Managing multiple projects, budgets, and tasks is essential for a manager to be effective, but these responsibilities shouldn’t overshadow the importance of team morale and engagement. Research notes that only 20 percent of workforce members feel motivated—and that’s a problem.
If you’re having trouble creating a team culture of productivity and engagement, CMOE has you covered. This post will explore the essence of team drive and how to motivate your team as a project manager.
Why Is Team Motivation Important to a Project Manager?
Team motivation is important for the following reasons:
- Decreases turnover. Highly engaged and motivated team members are 87 percent less likely to leave the organization.
- Reduces absenteeism. Motivation inspires team members to show up and stay committed to their work. Motivation decreases absenteeism by 41 percent.
- Fosters a positive work environment. Motivated team members are happier and more satisfied with their role and workplace. Motivation creates a healthy and positive team environment where people contribute their best and support each other.

[Activities]
a – Return the stretch of the text on team motivation from "If you’re having" through "a project manager.", copied word for word.
b – For each statement, say yes or no to whether it agrees with the text on team motivation, and quote the words of the text that decide it. (i) Fewer than a quarter of workforce members feel motivated. (ii) Motivation cuts absenteeism by 20 percent. (iii) Engaged and motivated team members are 87 percent less likely to leave the organization.

[Record excerpts]
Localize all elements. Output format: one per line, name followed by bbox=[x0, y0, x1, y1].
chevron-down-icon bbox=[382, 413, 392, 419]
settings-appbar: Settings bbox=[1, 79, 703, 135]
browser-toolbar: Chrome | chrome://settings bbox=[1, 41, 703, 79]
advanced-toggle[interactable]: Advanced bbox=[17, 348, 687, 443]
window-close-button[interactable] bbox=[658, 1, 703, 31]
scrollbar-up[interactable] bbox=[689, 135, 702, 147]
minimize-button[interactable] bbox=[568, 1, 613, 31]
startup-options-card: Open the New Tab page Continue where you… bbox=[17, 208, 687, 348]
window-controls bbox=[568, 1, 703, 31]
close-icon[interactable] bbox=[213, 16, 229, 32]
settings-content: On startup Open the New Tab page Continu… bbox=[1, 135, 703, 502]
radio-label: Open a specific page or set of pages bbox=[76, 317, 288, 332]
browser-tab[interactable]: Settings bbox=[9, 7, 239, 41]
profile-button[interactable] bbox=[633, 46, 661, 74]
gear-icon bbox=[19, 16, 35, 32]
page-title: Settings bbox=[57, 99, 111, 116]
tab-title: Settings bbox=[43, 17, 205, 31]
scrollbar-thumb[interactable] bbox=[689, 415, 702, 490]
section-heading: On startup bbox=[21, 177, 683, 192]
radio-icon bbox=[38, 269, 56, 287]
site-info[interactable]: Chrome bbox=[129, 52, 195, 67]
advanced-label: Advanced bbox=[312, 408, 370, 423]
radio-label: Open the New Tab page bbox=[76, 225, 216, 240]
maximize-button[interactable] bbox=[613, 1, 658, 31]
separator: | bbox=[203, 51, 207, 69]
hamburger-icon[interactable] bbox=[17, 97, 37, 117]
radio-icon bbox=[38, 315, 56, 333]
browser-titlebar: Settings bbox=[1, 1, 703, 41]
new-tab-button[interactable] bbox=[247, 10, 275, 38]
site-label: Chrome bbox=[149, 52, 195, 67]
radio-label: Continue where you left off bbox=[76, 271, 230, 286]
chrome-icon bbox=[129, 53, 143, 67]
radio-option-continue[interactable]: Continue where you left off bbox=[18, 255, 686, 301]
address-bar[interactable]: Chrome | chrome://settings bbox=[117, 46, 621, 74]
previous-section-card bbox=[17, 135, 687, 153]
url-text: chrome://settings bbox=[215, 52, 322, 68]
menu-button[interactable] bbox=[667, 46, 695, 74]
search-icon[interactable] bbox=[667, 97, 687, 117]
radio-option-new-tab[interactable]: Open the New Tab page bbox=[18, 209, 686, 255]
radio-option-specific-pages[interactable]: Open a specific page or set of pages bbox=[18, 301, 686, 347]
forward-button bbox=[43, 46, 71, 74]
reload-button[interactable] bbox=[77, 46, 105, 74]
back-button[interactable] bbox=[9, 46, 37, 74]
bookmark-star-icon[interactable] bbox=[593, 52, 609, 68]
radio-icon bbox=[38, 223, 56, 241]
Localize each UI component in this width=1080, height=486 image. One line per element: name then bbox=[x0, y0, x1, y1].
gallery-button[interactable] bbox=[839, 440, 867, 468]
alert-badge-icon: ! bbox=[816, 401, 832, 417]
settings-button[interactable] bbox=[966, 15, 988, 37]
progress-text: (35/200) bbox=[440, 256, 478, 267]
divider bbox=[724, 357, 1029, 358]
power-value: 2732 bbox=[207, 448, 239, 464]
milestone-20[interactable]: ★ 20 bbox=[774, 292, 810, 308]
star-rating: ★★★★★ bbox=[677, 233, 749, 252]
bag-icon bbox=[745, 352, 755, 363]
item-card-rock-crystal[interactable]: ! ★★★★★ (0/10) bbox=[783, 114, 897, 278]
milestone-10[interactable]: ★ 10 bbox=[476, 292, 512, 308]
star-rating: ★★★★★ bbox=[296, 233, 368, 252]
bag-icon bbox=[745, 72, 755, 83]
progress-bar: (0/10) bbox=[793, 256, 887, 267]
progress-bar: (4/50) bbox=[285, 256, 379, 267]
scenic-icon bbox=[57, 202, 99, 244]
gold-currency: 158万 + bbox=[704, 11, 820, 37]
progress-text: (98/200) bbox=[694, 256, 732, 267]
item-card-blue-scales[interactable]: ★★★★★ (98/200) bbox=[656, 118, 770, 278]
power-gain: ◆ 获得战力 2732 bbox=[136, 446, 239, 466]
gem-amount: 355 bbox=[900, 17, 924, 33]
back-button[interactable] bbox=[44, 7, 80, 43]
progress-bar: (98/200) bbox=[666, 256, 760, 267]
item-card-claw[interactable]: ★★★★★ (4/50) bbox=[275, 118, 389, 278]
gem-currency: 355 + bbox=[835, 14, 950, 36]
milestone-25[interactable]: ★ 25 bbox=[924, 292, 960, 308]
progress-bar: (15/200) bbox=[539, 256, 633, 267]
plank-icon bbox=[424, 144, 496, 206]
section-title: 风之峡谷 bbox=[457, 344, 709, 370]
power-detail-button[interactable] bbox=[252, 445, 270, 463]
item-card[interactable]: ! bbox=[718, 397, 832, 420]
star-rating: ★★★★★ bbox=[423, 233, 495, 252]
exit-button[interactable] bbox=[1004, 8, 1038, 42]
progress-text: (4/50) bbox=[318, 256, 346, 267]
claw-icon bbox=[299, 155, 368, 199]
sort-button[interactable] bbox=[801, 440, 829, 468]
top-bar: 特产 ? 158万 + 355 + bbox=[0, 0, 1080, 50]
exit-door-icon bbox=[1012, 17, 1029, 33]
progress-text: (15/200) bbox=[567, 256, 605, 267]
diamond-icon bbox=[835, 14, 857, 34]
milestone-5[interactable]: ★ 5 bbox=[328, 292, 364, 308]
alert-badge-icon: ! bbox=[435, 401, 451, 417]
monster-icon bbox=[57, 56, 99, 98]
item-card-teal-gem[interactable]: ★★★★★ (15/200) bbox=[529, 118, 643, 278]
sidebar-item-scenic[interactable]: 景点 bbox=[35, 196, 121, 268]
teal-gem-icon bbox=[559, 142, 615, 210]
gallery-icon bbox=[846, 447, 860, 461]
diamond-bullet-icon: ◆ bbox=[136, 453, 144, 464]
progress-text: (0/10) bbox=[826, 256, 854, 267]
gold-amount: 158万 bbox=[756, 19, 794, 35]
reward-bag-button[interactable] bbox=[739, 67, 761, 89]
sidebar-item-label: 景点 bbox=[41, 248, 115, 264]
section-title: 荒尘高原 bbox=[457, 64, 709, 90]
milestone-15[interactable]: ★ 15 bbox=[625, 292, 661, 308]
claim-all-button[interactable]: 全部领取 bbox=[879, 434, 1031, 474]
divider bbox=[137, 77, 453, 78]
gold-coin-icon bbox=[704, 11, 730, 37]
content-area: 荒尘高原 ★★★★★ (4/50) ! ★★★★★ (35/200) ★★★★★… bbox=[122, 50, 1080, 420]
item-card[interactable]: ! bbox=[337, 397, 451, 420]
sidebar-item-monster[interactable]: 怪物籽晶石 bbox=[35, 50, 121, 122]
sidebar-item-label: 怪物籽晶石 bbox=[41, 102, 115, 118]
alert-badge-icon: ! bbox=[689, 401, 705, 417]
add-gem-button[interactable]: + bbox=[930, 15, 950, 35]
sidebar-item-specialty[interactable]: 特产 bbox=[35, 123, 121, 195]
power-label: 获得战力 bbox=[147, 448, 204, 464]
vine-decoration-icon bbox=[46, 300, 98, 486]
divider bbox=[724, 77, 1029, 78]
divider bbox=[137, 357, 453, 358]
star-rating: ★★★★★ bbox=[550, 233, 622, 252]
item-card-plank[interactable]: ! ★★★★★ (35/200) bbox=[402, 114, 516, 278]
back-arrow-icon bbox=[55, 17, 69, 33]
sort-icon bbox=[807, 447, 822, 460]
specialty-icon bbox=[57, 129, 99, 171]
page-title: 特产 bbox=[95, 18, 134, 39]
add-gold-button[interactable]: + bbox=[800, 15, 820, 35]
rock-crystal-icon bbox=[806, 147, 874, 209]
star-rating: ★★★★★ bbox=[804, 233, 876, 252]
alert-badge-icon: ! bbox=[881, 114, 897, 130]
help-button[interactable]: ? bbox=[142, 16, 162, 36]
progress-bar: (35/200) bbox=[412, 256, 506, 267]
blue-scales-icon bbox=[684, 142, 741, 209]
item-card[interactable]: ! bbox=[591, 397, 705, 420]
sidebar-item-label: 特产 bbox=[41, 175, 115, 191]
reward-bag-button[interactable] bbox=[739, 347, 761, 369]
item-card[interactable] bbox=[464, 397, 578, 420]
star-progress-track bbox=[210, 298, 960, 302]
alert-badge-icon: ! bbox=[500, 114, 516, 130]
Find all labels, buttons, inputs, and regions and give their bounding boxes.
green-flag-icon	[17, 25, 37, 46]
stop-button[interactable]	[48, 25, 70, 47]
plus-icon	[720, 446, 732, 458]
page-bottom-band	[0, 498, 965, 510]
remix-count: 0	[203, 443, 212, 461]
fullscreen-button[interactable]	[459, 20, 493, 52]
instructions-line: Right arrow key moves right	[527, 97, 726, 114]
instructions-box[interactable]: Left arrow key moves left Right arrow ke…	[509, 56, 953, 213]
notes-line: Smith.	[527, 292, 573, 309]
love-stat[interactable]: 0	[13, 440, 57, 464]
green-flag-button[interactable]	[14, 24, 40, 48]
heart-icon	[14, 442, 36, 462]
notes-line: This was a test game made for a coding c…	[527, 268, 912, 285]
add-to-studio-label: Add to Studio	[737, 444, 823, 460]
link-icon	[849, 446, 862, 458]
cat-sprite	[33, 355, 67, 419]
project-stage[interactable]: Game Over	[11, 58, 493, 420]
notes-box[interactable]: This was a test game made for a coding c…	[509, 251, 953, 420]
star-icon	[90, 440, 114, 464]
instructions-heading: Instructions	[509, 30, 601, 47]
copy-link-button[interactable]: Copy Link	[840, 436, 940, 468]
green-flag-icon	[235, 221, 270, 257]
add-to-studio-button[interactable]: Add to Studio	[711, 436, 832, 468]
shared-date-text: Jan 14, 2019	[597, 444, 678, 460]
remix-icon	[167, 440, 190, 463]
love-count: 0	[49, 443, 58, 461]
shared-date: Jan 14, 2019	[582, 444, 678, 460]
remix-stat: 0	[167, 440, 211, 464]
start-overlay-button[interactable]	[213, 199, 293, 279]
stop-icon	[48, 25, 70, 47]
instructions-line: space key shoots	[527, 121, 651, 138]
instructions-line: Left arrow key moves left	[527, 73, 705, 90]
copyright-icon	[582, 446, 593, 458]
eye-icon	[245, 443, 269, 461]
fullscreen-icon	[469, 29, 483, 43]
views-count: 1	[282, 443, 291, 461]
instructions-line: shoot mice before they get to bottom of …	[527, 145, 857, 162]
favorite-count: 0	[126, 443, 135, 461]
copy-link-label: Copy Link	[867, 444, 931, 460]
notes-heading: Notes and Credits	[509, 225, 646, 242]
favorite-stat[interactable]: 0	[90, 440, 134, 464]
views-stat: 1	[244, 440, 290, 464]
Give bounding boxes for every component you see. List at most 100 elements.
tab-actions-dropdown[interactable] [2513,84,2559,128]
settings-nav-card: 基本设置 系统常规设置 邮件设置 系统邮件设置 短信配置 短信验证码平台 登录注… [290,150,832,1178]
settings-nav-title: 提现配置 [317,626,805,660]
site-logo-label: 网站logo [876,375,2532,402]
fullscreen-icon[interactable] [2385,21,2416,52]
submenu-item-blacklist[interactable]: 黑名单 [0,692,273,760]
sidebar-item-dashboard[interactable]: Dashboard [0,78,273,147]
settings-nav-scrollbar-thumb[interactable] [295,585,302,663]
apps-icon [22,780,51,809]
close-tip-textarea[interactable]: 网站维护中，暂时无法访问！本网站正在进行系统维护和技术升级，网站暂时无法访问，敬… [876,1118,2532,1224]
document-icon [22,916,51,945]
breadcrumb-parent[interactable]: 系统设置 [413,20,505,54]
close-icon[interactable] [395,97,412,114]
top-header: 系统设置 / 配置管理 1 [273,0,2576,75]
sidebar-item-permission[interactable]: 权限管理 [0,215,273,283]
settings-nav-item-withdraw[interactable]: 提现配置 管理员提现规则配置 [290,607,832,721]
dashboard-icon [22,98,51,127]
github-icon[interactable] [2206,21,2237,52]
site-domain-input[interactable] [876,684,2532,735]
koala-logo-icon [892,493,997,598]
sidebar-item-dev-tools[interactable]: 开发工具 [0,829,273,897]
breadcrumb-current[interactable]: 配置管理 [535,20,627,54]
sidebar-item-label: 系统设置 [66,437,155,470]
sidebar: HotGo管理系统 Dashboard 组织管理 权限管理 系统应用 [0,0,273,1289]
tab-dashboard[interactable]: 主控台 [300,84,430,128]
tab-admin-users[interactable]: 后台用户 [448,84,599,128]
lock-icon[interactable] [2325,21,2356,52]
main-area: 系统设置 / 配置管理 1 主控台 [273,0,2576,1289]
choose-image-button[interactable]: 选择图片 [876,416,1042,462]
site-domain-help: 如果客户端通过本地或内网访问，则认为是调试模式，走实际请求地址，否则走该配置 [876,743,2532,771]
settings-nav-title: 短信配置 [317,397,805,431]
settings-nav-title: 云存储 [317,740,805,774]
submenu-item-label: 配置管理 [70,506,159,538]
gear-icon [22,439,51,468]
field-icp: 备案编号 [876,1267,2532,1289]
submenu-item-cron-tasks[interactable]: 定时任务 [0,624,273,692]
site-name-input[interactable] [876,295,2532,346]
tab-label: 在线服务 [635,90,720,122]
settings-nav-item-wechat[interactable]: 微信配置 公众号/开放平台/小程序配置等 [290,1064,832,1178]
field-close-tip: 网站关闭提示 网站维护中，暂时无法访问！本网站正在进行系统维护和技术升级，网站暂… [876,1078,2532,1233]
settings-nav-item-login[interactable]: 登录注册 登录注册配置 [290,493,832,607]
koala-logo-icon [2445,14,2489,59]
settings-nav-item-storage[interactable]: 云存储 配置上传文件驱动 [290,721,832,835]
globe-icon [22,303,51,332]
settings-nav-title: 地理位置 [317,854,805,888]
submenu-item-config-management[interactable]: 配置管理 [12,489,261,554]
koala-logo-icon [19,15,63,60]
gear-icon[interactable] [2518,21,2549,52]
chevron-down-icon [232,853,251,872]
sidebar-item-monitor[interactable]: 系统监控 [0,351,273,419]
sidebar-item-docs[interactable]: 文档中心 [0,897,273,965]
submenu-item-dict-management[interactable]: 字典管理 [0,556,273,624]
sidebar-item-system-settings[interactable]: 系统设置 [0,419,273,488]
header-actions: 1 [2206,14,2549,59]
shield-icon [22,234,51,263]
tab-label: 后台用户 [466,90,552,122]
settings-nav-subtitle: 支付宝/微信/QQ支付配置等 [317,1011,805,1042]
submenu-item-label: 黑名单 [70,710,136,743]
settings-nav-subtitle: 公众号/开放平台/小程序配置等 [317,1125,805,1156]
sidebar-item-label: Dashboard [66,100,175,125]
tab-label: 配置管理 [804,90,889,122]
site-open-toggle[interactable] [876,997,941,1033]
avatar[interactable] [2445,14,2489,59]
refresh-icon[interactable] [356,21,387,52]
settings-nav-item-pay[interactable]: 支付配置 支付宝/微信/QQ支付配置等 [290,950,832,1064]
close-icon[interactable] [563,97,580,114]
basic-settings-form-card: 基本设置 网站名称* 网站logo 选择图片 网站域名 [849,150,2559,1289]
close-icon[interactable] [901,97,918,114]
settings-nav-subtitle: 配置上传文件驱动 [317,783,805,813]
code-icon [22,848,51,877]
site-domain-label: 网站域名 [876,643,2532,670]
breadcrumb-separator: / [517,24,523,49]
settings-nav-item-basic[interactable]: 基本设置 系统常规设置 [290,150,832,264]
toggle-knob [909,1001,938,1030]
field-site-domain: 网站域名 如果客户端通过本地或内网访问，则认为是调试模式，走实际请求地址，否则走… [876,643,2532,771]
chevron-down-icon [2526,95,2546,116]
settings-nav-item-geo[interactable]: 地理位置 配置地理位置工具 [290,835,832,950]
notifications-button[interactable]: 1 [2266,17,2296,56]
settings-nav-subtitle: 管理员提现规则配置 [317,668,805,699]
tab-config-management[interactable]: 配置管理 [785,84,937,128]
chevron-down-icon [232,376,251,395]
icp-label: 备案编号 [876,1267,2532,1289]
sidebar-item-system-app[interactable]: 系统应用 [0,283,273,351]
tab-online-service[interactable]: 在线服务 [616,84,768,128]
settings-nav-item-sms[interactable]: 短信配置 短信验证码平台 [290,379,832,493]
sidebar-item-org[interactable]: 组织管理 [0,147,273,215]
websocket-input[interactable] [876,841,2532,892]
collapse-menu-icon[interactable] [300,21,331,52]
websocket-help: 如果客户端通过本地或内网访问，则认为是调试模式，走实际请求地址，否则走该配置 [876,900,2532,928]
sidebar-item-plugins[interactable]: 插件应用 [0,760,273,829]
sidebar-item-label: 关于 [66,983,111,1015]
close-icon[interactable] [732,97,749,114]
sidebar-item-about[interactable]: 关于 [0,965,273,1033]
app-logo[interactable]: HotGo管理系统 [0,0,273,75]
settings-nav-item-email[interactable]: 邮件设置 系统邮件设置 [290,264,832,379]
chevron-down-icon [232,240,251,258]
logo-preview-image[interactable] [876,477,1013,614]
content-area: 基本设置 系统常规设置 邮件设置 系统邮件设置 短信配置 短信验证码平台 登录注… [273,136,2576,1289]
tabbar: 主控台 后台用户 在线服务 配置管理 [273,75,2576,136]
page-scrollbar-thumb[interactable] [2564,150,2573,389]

[Set of answers]
a –
If you’re having trouble creating a team culture of productivity and engagement, CMOE has you covered. This post will explore the essence of team drive and how to motivate your team as a project manager.

b –
(i) Yes: "Research notes that only 20 percent of workforce members feel motivated"
(ii) No: "Motivation decreases absenteeism by 41 percent."
(iii) Yes: "Highly engaged and motivated team members are 87 percent less likely to leave the organization."